» Problem to solve: Extract all lines that hold "gran" from the records below.
|---|
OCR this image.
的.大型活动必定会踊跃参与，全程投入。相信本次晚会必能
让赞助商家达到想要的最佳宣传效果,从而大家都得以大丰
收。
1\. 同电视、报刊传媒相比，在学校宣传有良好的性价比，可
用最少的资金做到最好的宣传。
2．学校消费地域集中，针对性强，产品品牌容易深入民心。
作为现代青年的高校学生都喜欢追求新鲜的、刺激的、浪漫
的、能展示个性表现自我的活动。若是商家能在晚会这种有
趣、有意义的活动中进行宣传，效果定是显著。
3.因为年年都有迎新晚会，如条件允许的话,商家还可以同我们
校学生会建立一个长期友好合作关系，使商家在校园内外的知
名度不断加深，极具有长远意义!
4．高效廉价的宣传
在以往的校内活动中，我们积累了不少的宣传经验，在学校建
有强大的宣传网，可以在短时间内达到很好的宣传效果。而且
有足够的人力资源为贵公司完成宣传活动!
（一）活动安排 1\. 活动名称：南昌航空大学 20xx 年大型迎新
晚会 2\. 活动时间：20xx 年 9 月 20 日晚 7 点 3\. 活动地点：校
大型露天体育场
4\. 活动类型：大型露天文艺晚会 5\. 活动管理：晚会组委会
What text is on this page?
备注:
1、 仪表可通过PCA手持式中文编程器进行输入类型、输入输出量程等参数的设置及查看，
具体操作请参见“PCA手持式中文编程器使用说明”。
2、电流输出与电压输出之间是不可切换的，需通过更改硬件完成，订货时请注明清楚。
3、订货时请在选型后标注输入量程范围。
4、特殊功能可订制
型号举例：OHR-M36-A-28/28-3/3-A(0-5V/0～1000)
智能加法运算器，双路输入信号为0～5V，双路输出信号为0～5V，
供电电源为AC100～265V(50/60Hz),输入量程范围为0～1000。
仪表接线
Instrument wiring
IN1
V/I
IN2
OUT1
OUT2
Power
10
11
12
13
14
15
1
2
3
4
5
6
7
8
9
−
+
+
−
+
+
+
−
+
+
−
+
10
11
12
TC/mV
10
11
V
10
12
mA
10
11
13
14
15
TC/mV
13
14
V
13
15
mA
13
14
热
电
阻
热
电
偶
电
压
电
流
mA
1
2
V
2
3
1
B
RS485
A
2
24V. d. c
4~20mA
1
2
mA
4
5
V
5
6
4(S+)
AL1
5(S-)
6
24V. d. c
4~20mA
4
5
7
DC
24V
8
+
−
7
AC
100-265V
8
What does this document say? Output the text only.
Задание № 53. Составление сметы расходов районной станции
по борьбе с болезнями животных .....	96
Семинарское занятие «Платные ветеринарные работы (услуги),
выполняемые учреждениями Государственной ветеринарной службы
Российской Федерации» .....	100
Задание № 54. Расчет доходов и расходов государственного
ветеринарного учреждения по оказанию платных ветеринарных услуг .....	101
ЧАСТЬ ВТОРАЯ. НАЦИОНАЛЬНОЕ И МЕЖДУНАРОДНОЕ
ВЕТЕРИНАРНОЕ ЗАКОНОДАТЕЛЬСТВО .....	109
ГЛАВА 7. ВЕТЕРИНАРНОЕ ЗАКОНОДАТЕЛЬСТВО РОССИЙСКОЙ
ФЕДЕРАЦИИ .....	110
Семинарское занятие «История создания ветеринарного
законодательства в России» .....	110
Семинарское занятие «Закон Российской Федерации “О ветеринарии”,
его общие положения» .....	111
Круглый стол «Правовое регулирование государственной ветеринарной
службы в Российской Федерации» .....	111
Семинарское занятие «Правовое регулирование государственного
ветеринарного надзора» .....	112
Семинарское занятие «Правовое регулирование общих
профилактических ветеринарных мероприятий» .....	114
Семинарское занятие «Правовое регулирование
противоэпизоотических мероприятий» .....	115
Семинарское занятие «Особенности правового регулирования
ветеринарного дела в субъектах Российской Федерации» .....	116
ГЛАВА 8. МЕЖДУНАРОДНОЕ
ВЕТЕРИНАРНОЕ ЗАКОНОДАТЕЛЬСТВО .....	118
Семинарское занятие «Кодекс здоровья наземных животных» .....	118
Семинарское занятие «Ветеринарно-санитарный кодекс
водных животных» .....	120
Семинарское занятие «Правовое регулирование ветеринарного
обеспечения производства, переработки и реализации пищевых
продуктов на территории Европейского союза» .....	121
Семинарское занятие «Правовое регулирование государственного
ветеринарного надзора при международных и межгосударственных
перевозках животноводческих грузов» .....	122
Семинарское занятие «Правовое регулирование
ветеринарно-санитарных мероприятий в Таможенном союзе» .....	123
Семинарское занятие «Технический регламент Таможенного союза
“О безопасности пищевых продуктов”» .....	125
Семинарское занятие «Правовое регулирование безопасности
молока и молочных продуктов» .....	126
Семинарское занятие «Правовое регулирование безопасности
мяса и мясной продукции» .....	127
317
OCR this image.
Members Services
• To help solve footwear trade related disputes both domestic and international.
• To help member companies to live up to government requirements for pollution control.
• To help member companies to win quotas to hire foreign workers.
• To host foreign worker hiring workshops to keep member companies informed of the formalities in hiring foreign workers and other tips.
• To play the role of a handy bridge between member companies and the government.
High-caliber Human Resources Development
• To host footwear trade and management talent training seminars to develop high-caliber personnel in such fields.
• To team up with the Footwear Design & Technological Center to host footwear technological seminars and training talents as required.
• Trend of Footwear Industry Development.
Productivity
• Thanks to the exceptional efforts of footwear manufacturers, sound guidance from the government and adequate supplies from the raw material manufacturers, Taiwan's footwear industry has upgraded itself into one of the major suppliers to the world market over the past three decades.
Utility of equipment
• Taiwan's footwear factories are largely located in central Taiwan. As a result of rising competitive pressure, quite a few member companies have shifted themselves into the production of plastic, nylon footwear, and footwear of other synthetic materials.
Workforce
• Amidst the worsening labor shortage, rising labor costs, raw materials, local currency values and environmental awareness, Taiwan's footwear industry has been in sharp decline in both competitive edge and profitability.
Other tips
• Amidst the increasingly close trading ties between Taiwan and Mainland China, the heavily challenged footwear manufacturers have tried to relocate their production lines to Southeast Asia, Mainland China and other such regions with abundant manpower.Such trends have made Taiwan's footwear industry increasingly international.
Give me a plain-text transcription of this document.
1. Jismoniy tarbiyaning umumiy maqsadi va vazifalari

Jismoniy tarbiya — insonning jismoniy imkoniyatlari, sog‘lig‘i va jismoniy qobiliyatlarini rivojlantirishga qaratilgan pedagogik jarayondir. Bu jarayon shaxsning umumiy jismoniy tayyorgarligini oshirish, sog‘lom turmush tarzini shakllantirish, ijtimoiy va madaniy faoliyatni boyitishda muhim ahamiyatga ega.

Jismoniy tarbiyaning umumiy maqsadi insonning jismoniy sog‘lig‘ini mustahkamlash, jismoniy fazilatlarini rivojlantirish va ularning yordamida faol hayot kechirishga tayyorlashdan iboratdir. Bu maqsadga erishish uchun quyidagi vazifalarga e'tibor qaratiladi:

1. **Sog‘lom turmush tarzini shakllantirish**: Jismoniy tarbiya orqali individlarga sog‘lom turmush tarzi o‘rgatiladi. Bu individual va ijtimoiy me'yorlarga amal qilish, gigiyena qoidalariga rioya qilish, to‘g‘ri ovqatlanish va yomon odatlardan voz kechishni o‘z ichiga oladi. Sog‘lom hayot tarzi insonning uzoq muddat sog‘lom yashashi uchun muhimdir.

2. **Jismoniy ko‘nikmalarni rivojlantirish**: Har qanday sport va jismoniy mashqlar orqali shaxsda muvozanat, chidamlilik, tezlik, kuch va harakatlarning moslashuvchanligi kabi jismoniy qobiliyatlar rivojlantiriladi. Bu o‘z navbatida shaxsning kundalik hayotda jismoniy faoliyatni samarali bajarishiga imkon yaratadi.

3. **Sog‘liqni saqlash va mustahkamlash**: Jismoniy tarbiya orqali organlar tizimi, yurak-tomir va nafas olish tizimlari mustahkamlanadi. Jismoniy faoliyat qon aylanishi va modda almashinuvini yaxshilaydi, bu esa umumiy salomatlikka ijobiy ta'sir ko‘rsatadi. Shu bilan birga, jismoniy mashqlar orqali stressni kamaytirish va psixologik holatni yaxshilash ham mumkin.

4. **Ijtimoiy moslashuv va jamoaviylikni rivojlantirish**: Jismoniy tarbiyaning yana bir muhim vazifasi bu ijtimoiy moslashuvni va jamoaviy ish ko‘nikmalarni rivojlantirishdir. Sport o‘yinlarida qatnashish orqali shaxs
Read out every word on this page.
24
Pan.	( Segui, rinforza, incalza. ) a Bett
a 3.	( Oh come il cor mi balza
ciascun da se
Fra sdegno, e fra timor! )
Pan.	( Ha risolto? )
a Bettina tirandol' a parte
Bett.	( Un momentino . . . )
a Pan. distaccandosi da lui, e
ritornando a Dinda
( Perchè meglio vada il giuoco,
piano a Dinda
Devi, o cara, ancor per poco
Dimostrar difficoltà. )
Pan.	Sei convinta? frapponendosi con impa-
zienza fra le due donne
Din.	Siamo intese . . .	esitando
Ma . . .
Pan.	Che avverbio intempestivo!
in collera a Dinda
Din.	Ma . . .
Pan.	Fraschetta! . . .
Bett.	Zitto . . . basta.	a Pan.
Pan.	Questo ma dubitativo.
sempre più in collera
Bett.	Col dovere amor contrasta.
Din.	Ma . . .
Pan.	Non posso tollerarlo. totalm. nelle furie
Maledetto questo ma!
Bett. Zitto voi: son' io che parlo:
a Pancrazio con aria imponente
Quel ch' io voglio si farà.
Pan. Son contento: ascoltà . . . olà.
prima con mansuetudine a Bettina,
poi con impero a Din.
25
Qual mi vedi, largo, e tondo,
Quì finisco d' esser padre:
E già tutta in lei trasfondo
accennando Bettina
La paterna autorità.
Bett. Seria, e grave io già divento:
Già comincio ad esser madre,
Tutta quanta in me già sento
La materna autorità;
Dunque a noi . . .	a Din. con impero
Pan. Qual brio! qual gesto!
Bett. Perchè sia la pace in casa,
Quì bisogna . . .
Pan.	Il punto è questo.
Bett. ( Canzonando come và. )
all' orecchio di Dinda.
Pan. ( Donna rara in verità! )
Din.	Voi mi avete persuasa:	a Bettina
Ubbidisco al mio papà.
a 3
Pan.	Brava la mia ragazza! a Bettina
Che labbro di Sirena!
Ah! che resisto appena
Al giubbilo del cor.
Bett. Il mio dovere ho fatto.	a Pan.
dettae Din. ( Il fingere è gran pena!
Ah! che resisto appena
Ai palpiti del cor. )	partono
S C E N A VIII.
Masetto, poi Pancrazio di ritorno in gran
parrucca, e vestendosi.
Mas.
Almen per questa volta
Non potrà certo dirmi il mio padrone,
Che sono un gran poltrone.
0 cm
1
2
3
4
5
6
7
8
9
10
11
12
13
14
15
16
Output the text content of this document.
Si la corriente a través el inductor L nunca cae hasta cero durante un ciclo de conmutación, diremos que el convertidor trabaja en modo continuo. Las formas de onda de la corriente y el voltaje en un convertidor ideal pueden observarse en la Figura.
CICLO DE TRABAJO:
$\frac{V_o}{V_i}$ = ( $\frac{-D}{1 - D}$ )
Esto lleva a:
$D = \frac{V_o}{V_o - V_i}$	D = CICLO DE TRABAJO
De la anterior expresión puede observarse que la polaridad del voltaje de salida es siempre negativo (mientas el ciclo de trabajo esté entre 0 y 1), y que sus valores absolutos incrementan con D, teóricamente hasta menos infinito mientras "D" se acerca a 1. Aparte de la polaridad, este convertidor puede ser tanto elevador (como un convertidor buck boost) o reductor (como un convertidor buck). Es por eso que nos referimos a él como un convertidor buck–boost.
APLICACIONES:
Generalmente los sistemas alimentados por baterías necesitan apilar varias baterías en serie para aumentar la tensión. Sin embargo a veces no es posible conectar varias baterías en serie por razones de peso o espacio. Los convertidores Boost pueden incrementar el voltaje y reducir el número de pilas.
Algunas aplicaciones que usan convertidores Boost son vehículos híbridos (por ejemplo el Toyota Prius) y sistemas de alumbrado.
|---|
» Output of the task:
dettae Din. ( Il fingere è gran pena!
Masetto, poi Pancrazio di ritorno in gran
Che sono un gran poltrone.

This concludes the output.